Vorstandsbeschluss auf Ausübung der Ermächtigung zur bedingten Kapitalerhöhung gemäß § 159 Abs 3 AktG

In einem Beitrag vom 15.1.2009 behandelte ich Fragen im Zusammenhang mit der Eintragung der bedingten Kapitalerhöhung gemäß § 159 Abs 2 Z 3 AktG.

Die dort angesprochene Anmeldung liegt nunmehr vor, weshalb ich noch einmal auf diesen Fragenkreis zurückkomme.

Am 22.1.2008 ermächtigte die Hauptversammlung der B** AG den Vorstand gemäß § 159 Abs 3 AktG, das Grundkapital bedingt für die Einräumung von Aktienoptionen gemäß § 159 Abs 2 Z 3 AktG bis zum 22.1.2013 im Ausmaß von € 106.256,-- mit Zustimmung des Aufsichtsrates zu erhöhen.
Diese Ermächtigung mit der damit verbundenen Satzungsänderung wurde im Firmenbuch eingetragen.

Am 9.1.2009 fasste der Vorstand nunmehr den Beschluss, die Ermächtigung tatsächlich auszuüben und mit den Bereichsleitern der Gesellschaft Aktienoptionsverträge abzuschließen, die diesen Bereichsleitern Aktienoptionen von maximal 7.070 Optionen einräumen. Im Beschluss wurde hinsichtlich der an diese Zuteilungen geknüpften Bedingungen auf beigelegte Entwürfe des Optionsvertrags und der Bezugserklärungen verwiesen, Ausführungen zu den damit beabsichtigten Leistungsanreizen für die Bereichsleiter getroffen und die Kriterien, anhand derer die einzelnen Zuteilungen erfolgen, dargestellt. Schließlich wurden die einzelnen Bereichsleiter namentlich samt Anführung der eingeräumten Anzahl von Optionen angeführt, festgehalten, dass Namensaktien ausgegeben werden, die bei einem öffentlichen Notar treuhändig zu hinterlegen sind und der Ausübungspreis der Optionen festgelegt.

+ + + + + + +

#### AUFGABE A
Stelle aus den Datensätzen die Zeilen von der Zeile mit "add-block-button[interactable]: Add Block" bis einschließlich der Zeile mit "calendar-week: 4 5" als nummerierte Liste dar und lass dabei Leerzeilen weg.
Der Textauszug und die Datensätze sind voneinander unabhängiges Material.

+ + + + + + +

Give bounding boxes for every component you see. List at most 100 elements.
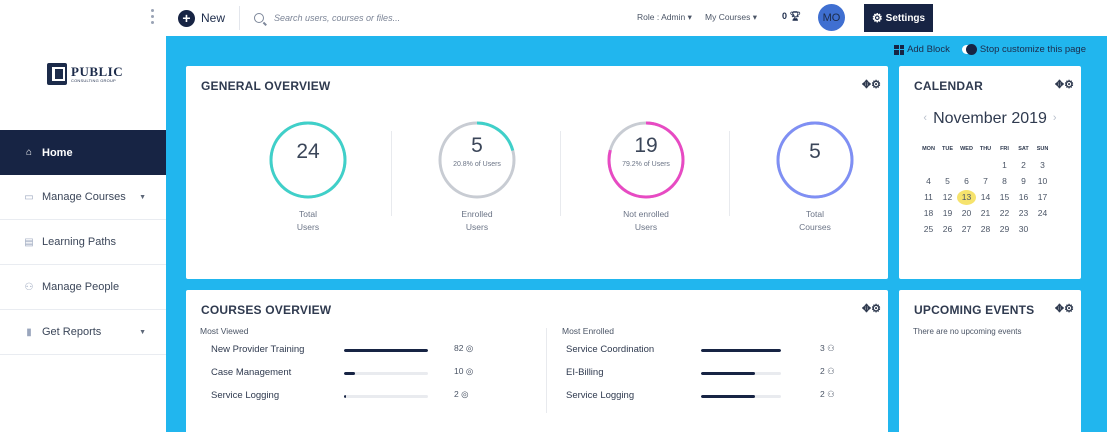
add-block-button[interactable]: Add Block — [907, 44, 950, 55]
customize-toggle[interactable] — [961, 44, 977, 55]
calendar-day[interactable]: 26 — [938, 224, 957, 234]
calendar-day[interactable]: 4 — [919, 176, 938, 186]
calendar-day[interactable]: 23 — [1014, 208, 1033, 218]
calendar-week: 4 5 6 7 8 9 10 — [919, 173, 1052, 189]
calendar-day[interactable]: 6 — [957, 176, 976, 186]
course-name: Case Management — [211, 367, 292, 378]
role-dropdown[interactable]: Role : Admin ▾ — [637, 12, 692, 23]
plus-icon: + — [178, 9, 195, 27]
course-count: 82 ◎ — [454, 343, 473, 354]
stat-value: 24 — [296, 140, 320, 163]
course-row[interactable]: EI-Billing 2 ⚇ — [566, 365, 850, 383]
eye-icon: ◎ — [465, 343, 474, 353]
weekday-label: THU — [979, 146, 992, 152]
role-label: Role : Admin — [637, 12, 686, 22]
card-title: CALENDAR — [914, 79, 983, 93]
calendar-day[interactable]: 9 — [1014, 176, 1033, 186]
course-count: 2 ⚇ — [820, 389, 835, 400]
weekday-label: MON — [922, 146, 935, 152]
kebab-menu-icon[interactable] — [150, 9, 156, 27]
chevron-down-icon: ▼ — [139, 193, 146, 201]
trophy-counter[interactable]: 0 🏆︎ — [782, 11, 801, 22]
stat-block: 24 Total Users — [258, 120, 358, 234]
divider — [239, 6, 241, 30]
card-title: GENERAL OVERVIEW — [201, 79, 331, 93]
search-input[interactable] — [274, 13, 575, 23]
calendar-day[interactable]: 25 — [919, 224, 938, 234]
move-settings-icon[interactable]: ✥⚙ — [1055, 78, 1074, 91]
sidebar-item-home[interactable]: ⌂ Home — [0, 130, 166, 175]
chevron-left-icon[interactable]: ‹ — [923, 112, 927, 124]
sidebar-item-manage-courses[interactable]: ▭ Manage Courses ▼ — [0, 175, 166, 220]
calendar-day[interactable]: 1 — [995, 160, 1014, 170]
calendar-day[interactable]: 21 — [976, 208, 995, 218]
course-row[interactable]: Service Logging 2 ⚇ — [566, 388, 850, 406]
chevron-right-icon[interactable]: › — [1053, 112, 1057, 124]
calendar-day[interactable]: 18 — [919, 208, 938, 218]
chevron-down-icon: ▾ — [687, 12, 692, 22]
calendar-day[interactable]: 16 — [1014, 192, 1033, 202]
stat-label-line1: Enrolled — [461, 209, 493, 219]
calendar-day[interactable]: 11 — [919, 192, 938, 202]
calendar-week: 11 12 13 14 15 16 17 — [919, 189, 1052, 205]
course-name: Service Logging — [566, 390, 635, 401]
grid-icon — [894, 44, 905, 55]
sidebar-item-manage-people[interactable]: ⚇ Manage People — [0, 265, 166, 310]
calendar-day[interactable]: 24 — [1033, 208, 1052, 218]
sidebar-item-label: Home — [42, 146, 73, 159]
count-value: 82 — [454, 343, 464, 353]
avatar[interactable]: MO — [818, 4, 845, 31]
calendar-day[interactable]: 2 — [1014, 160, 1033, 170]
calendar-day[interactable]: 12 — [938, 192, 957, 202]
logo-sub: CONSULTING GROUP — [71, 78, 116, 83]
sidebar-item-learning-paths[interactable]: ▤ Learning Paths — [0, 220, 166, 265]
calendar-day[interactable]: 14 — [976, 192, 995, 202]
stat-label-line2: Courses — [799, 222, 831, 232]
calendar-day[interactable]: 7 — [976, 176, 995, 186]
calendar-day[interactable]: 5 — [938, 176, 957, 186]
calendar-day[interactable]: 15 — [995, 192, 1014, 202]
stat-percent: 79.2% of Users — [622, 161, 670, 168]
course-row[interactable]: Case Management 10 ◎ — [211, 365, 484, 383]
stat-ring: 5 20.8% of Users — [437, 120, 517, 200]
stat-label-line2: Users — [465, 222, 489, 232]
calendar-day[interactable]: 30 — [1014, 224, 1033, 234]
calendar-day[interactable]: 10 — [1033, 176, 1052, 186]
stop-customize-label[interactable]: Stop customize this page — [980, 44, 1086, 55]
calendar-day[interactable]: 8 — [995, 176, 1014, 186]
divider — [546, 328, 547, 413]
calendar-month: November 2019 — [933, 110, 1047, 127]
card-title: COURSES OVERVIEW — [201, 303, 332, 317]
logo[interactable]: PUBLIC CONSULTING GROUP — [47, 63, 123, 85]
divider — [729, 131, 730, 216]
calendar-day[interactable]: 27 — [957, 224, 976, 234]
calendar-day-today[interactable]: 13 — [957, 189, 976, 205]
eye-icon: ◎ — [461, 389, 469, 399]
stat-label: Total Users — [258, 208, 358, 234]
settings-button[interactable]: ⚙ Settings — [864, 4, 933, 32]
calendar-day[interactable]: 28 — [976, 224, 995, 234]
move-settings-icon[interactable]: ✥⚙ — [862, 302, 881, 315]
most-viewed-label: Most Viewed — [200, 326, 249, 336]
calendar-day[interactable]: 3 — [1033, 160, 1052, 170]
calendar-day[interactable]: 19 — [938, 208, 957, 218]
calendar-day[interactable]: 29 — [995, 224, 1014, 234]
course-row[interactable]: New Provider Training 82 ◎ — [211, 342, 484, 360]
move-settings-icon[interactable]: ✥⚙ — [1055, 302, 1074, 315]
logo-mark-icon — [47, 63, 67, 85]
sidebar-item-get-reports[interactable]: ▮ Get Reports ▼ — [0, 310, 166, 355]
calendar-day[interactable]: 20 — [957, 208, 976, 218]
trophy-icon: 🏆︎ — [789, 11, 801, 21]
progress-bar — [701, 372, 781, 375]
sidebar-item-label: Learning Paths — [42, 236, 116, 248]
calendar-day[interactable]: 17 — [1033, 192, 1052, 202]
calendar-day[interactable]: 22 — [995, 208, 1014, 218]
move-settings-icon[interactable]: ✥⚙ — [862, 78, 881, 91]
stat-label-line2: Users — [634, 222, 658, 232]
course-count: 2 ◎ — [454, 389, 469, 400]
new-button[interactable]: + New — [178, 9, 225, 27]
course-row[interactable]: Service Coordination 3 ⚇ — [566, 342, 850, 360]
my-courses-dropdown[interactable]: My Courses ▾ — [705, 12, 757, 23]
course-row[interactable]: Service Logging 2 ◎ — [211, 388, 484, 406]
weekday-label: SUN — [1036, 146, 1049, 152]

+ + + + + + +

#### AUFGABE B
Bis zu welchem Datum durfte der Vorstand laut dem Textauszug zur bedingten Kapitalerhöhung das Grundkapital erhöhen?

#### VOLLSTÄNDIGE AUSGABE A
1. add-block-button[interactable]: Add Block — [907, 44, 950, 55]
2. customize-toggle[interactable] — [961, 44, 977, 55]
3. calendar-day[interactable]: 26 — [938, 224, 957, 234]
4. calendar-day[interactable]: 4 — [919, 176, 938, 186]
5. calendar-day[interactable]: 23 — [1014, 208, 1033, 218]
6. calendar-week: 4 5 6 7 8 9 10 — [919, 173, 1052, 189]

#### VOLLSTÄNDIGE AUSGABE B
Bis zum 22.1.2013.